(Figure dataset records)
## Start

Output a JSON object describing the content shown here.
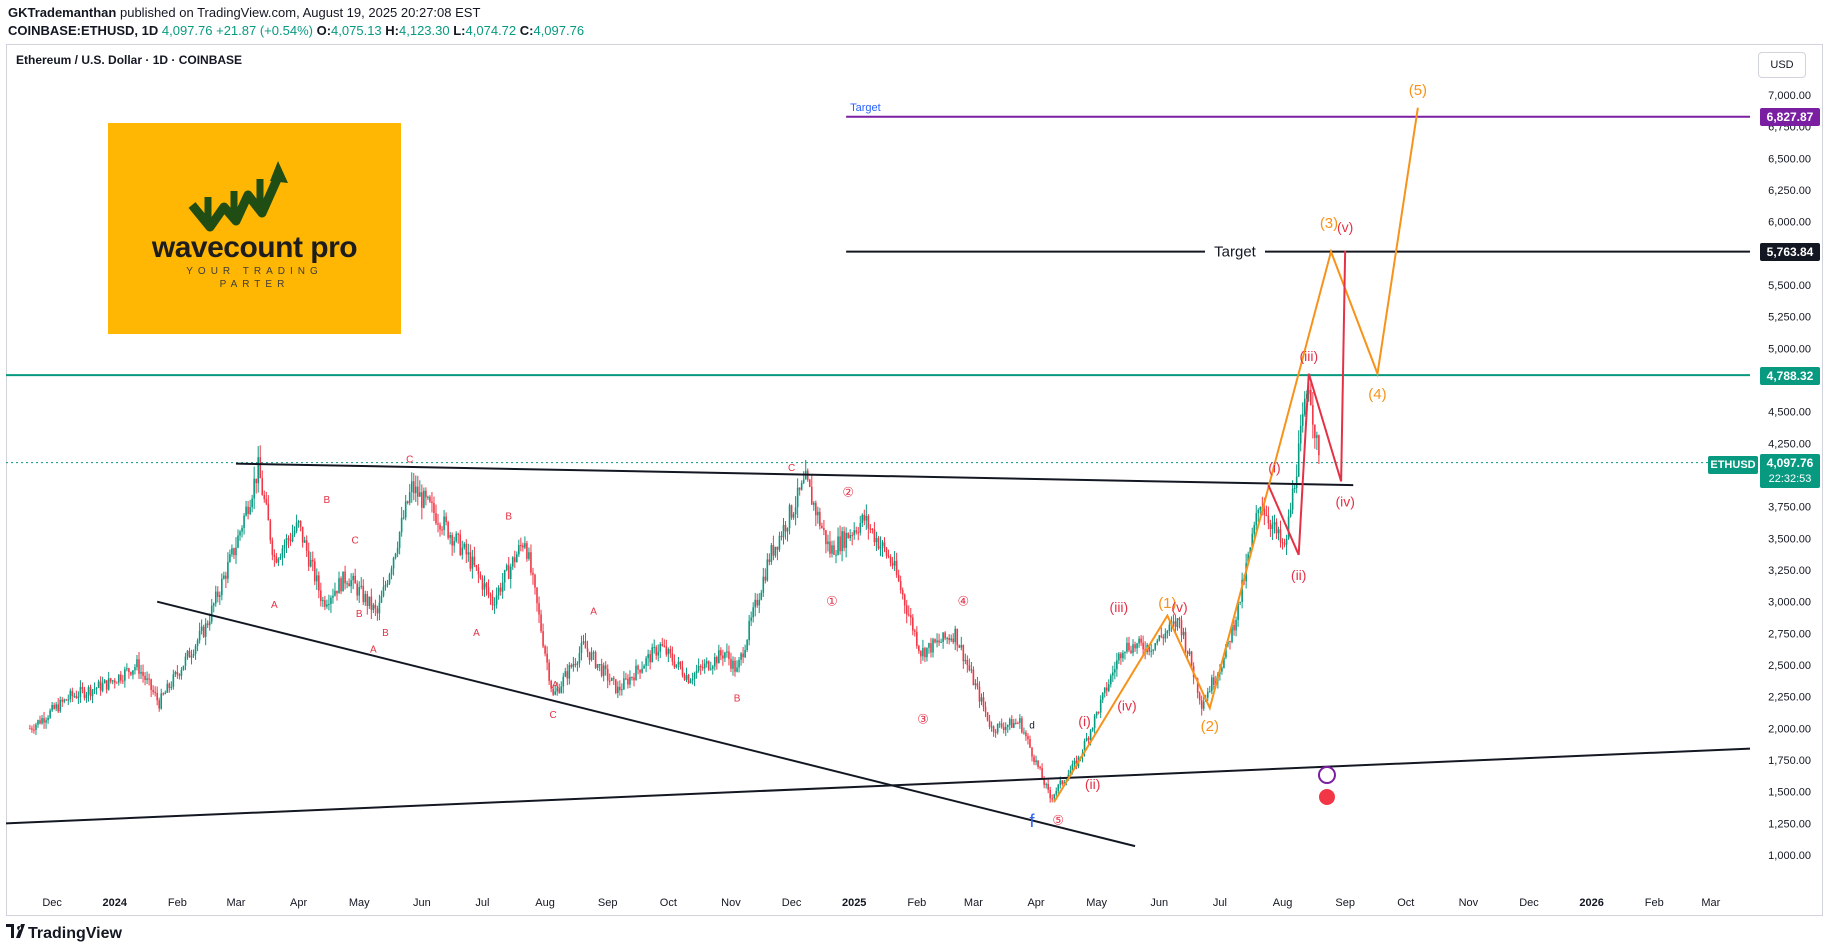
{
  "header": {
    "publisher": "GKTrademanthan",
    "published_text": "published on TradingView.com, August 19, 2025 20:27:08 EST",
    "symbol": "COINBASE:ETHUSD, 1D",
    "last": "4,097.76",
    "change": "+21.87 (+0.54%)",
    "open_label": "O:",
    "open": "4,075.13",
    "high_label": "H:",
    "high": "4,123.30",
    "low_label": "L:",
    "low": "4,074.72",
    "close_label": "C:",
    "close": "4,097.76"
  },
  "chart_title": "Ethereum / U.S. Dollar · 1D · COINBASE",
  "currency_button": "USD",
  "logo": {
    "brand": "wavecount pro",
    "tagline_1": "YOUR TRADING",
    "tagline_2": "PARTER",
    "color": "#ffb703"
  },
  "price_labels": {
    "target_upper": "6,827.87",
    "target_lower": "5,763.84",
    "resistance": "4,788.32",
    "symbol_tag": "ETHUSD",
    "last_price": "4,097.76",
    "countdown": "22:32:53"
  },
  "footer_brand": "TradingView",
  "colors": {
    "up": "#089981",
    "down": "#f23645",
    "wave_orange": "#f7931a",
    "wave_red": "#e53146",
    "target_purple": "#7b1fa2",
    "horizontal_teal": "#089981",
    "trendline": "#131722",
    "label_blue": "#2962ff"
  },
  "chart_data": {
    "type": "candlestick",
    "title": "Ethereum / U.S. Dollar · 1D · COINBASE",
    "y_axis": {
      "scale": "linear",
      "ticks": [
        "1,000.00",
        "1,250.00",
        "1,500.00",
        "1,750.00",
        "2,000.00",
        "2,250.00",
        "2,500.00",
        "2,750.00",
        "3,000.00",
        "3,250.00",
        "3,500.00",
        "3,750.00",
        "4,250.00",
        "4,500.00",
        "5,000.00",
        "5,250.00",
        "5,500.00",
        "6,000.00",
        "6,250.00",
        "6,500.00",
        "6,750.00",
        "7,000.00"
      ],
      "range": [
        850,
        7450
      ]
    },
    "x_axis": {
      "ticks": [
        "Dec",
        "2024",
        "Feb",
        "Mar",
        "Apr",
        "May",
        "Jun",
        "Jul",
        "Aug",
        "Sep",
        "Oct",
        "Nov",
        "Dec",
        "2025",
        "Feb",
        "Mar",
        "Apr",
        "May",
        "Jun",
        "Jul",
        "Aug",
        "Sep",
        "Oct",
        "Nov",
        "Dec",
        "2026",
        "Feb",
        "Mar"
      ]
    },
    "anchors": [
      [
        "2023-11-20",
        2000
      ],
      [
        "2023-12-10",
        2250
      ],
      [
        "2023-12-28",
        2350
      ],
      [
        "2024-01-12",
        2500
      ],
      [
        "2024-01-23",
        2200
      ],
      [
        "2024-02-15",
        2800
      ],
      [
        "2024-03-01",
        3450
      ],
      [
        "2024-03-12",
        4050
      ],
      [
        "2024-03-20",
        3350
      ],
      [
        "2024-04-01",
        3600
      ],
      [
        "2024-04-13",
        3000
      ],
      [
        "2024-04-25",
        3200
      ],
      [
        "2024-05-10",
        2900
      ],
      [
        "2024-05-27",
        3900
      ],
      [
        "2024-06-10",
        3650
      ],
      [
        "2024-06-24",
        3350
      ],
      [
        "2024-07-06",
        3000
      ],
      [
        "2024-07-22",
        3500
      ],
      [
        "2024-08-05",
        2250
      ],
      [
        "2024-08-20",
        2650
      ],
      [
        "2024-09-06",
        2300
      ],
      [
        "2024-09-27",
        2650
      ],
      [
        "2024-10-11",
        2400
      ],
      [
        "2024-10-29",
        2600
      ],
      [
        "2024-11-04",
        2450
      ],
      [
        "2024-11-20",
        3350
      ],
      [
        "2024-12-08",
        3950
      ],
      [
        "2024-12-20",
        3400
      ],
      [
        "2025-01-06",
        3650
      ],
      [
        "2025-01-20",
        3300
      ],
      [
        "2025-02-03",
        2600
      ],
      [
        "2025-02-20",
        2750
      ],
      [
        "2025-03-10",
        2000
      ],
      [
        "2025-03-24",
        2050
      ],
      [
        "2025-04-08",
        1450
      ],
      [
        "2025-04-22",
        1750
      ],
      [
        "2025-05-08",
        2400
      ],
      [
        "2025-05-14",
        2650
      ],
      [
        "2025-05-28",
        2650
      ],
      [
        "2025-06-11",
        2850
      ],
      [
        "2025-06-22",
        2200
      ],
      [
        "2025-07-03",
        2550
      ],
      [
        "2025-07-10",
        2950
      ],
      [
        "2025-07-21",
        3800
      ],
      [
        "2025-08-02",
        3400
      ],
      [
        "2025-08-14",
        4750
      ],
      [
        "2025-08-19",
        4100
      ]
    ],
    "horizontal_levels": [
      {
        "label": "Target",
        "value": 6827.87
      },
      {
        "label": "Target",
        "value": 5763.84
      },
      {
        "value": 4788.32
      },
      {
        "value": 4097.76
      }
    ],
    "wave_labels": {
      "orange": [
        "(1)",
        "(2)",
        "(3)",
        "(4)",
        "(5)"
      ],
      "red_minor": [
        "(i)",
        "(ii)",
        "(iii)",
        "(iv)",
        "(v)"
      ],
      "red_upper": [
        "(iii)",
        "(v)",
        "(i)",
        "(ii)",
        "(iv)"
      ],
      "circled": [
        "①",
        "②",
        "③",
        "④",
        "⑤"
      ],
      "abc": [
        "A",
        "B",
        "C",
        "A",
        "B",
        "C",
        "A",
        "B",
        "C",
        "A",
        "B",
        "C",
        "A",
        "B"
      ],
      "misc": [
        "f",
        "d"
      ]
    }
  }
}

## End

Give all the lines above again, character for character, without pictures.

Output a JSON object describing the content shown here.
{
  "header": {
    "publisher": "GKTrademanthan",
    "published_text": "published on TradingView.com, August 19, 2025 20:27:08 EST",
    "symbol": "COINBASE:ETHUSD, 1D",
    "last": "4,097.76",
    "change": "+21.87 (+0.54%)",
    "open_label": "O:",
    "open": "4,075.13",
    "high_label": "H:",
    "high": "4,123.30",
    "low_label": "L:",
    "low": "4,074.72",
    "close_label": "C:",
    "close": "4,097.76"
  },
  "chart_title": "Ethereum / U.S. Dollar · 1D · COINBASE",
  "currency_button": "USD",
  "logo": {
    "brand": "wavecount pro",
    "tagline_1": "YOUR TRADING",
    "tagline_2": "PARTER",
    "color": "#ffb703"
  },
  "price_labels": {
    "target_upper": "6,827.87",
    "target_lower": "5,763.84",
    "resistance": "4,788.32",
    "symbol_tag": "ETHUSD",
    "last_price": "4,097.76",
    "countdown": "22:32:53"
  },
  "footer_brand": "TradingView",
  "colors": {
    "up": "#089981",
    "down": "#f23645",
    "wave_orange": "#f7931a",
    "wave_red": "#e53146",
    "target_purple": "#7b1fa2",
    "horizontal_teal": "#089981",
    "trendline": "#131722",
    "label_blue": "#2962ff"
  },
  "chart_data": {
    "type": "candlestick",
    "title": "Ethereum / U.S. Dollar · 1D · COINBASE",
    "y_axis": {
      "scale": "linear",
      "ticks": [
        "1,000.00",
        "1,250.00",
        "1,500.00",
        "1,750.00",
        "2,000.00",
        "2,250.00",
        "2,500.00",
        "2,750.00",
        "3,000.00",
        "3,250.00",
        "3,500.00",
        "3,750.00",
        "4,250.00",
        "4,500.00",
        "5,000.00",
        "5,250.00",
        "5,500.00",
        "6,000.00",
        "6,250.00",
        "6,500.00",
        "6,750.00",
        "7,000.00"
      ],
      "range": [
        850,
        7450
      ]
    },
    "x_axis": {
      "ticks": [
        "Dec",
        "2024",
        "Feb",
        "Mar",
        "Apr",
        "May",
        "Jun",
        "Jul",
        "Aug",
        "Sep",
        "Oct",
        "Nov",
        "Dec",
        "2025",
        "Feb",
        "Mar",
        "Apr",
        "May",
        "Jun",
        "Jul",
        "Aug",
        "Sep",
        "Oct",
        "Nov",
        "Dec",
        "2026",
        "Feb",
        "Mar"
      ]
    },
    "anchors": [
      [
        "2023-11-20",
        2000
      ],
      [
        "2023-12-10",
        2250
      ],
      [
        "2023-12-28",
        2350
      ],
      [
        "2024-01-12",
        2500
      ],
      [
        "2024-01-23",
        2200
      ],
      [
        "2024-02-15",
        2800
      ],
      [
        "2024-03-01",
        3450
      ],
      [
        "2024-03-12",
        4050
      ],
      [
        "2024-03-20",
        3350
      ],
      [
        "2024-04-01",
        3600
      ],
      [
        "2024-04-13",
        3000
      ],
      [
        "2024-04-25",
        3200
      ],
      [
        "2024-05-10",
        2900
      ],
      [
        "2024-05-27",
        3900
      ],
      [
        "2024-06-10",
        3650
      ],
      [
        "2024-06-24",
        3350
      ],
      [
        "2024-07-06",
        3000
      ],
      [
        "2024-07-22",
        3500
      ],
      [
        "2024-08-05",
        2250
      ],
      [
        "2024-08-20",
        2650
      ],
      [
        "2024-09-06",
        2300
      ],
      [
        "2024-09-27",
        2650
      ],
      [
        "2024-10-11",
        2400
      ],
      [
        "2024-10-29",
        2600
      ],
      [
        "2024-11-04",
        2450
      ],
      [
        "2024-11-20",
        3350
      ],
      [
        "2024-12-08",
        3950
      ],
      [
        "2024-12-20",
        3400
      ],
      [
        "2025-01-06",
        3650
      ],
      [
        "2025-01-20",
        3300
      ],
      [
        "2025-02-03",
        2600
      ],
      [
        "2025-02-20",
        2750
      ],
      [
        "2025-03-10",
        2000
      ],
      [
        "2025-03-24",
        2050
      ],
      [
        "2025-04-08",
        1450
      ],
      [
        "2025-04-22",
        1750
      ],
      [
        "2025-05-08",
        2400
      ],
      [
        "2025-05-14",
        2650
      ],
      [
        "2025-05-28",
        2650
      ],
      [
        "2025-06-11",
        2850
      ],
      [
        "2025-06-22",
        2200
      ],
      [
        "2025-07-03",
        2550
      ],
      [
        "2025-07-10",
        2950
      ],
      [
        "2025-07-21",
        3800
      ],
      [
        "2025-08-02",
        3400
      ],
      [
        "2025-08-14",
        4750
      ],
      [
        "2025-08-19",
        4100
      ]
    ],
    "horizontal_levels": [
      {
        "label": "Target",
        "value": 6827.87
      },
      {
        "label": "Target",
        "value": 5763.84
      },
      {
        "value": 4788.32
      },
      {
        "value": 4097.76
      }
    ],
    "wave_labels": {
      "orange": [
        "(1)",
        "(2)",
        "(3)",
        "(4)",
        "(5)"
      ],
      "red_minor": [
        "(i)",
        "(ii)",
        "(iii)",
        "(iv)",
        "(v)"
      ],
      "red_upper": [
        "(iii)",
        "(v)",
        "(i)",
        "(ii)",
        "(iv)"
      ],
      "circled": [
        "①",
        "②",
        "③",
        "④",
        "⑤"
      ],
      "abc": [
        "A",
        "B",
        "C",
        "A",
        "B",
        "C",
        "A",
        "B",
        "C",
        "A",
        "B",
        "C",
        "A",
        "B"
      ],
      "misc": [
        "f",
        "d"
      ]
    }
  }
}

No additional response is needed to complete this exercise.